#### WRITTEN TASK:
Keep the pictures out of the copy and print all the entries below exactly.

#### RECORDS FOR THE TASK:
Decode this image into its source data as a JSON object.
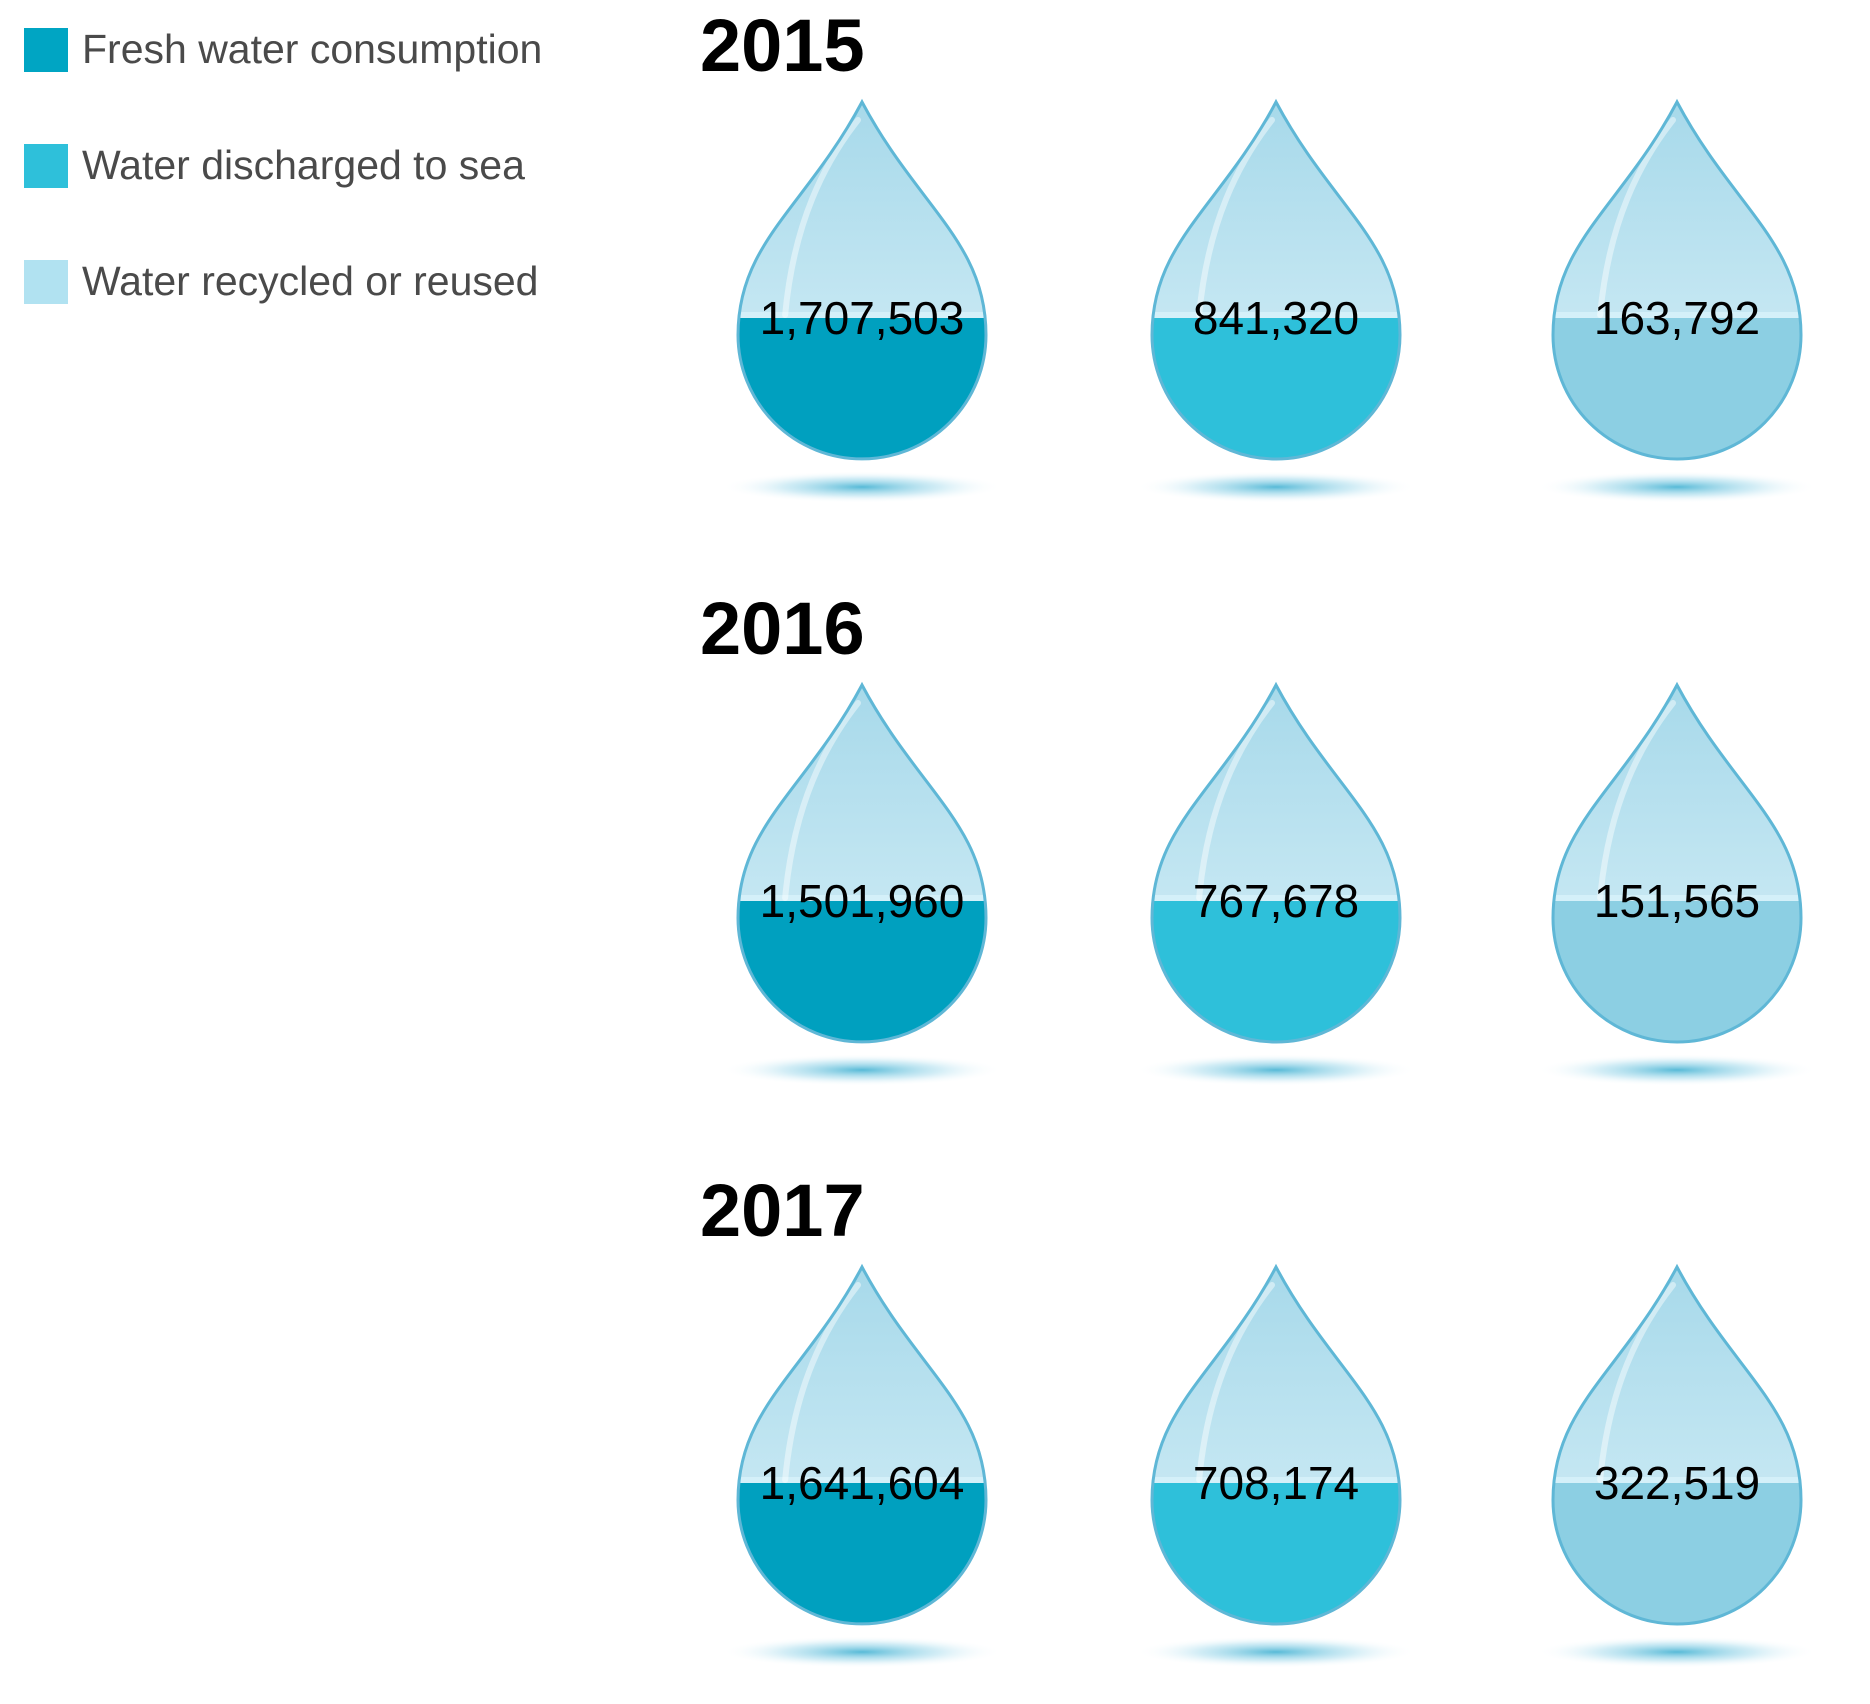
{
  "legend": [
    {
      "label": "Fresh water consumption",
      "color": "#00a5c3"
    },
    {
      "label": "Water discharged to sea",
      "color": "#2ec0da"
    },
    {
      "label": "Water recycled or reused",
      "color": "#b1e2f1"
    }
  ],
  "chart_data": {
    "type": "table",
    "title": "",
    "series_names": [
      "Fresh water consumption",
      "Water discharged to sea",
      "Water recycled or reused"
    ],
    "groups": [
      {
        "year": "2015",
        "values": [
          1707503,
          841320,
          163792
        ],
        "labels": [
          "1,707,503",
          "841,320",
          "163,792"
        ]
      },
      {
        "year": "2016",
        "values": [
          1501960,
          767678,
          151565
        ],
        "labels": [
          "1,501,960",
          "767,678",
          "151,565"
        ]
      },
      {
        "year": "2017",
        "values": [
          1641604,
          708174,
          322519
        ],
        "labels": [
          "1,641,604",
          "708,174",
          "322,519"
        ]
      }
    ],
    "colors": [
      "#00a0bf",
      "#2ec0da",
      "#8ccfe3"
    ]
  }
}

#### RESPONSE TO THE TASK:
Decode this image into its source data as a JSON object.
{
  "legend": [
    {
      "label": "Fresh water consumption",
      "color": "#00a5c3"
    },
    {
      "label": "Water discharged to sea",
      "color": "#2ec0da"
    },
    {
      "label": "Water recycled or reused",
      "color": "#b1e2f1"
    }
  ],
  "chart_data": {
    "type": "table",
    "title": "",
    "series_names": [
      "Fresh water consumption",
      "Water discharged to sea",
      "Water recycled or reused"
    ],
    "groups": [
      {
        "year": "2015",
        "values": [
          1707503,
          841320,
          163792
        ],
        "labels": [
          "1,707,503",
          "841,320",
          "163,792"
        ]
      },
      {
        "year": "2016",
        "values": [
          1501960,
          767678,
          151565
        ],
        "labels": [
          "1,501,960",
          "767,678",
          "151,565"
        ]
      },
      {
        "year": "2017",
        "values": [
          1641604,
          708174,
          322519
        ],
        "labels": [
          "1,641,604",
          "708,174",
          "322,519"
        ]
      }
    ],
    "colors": [
      "#00a0bf",
      "#2ec0da",
      "#8ccfe3"
    ]
  }
}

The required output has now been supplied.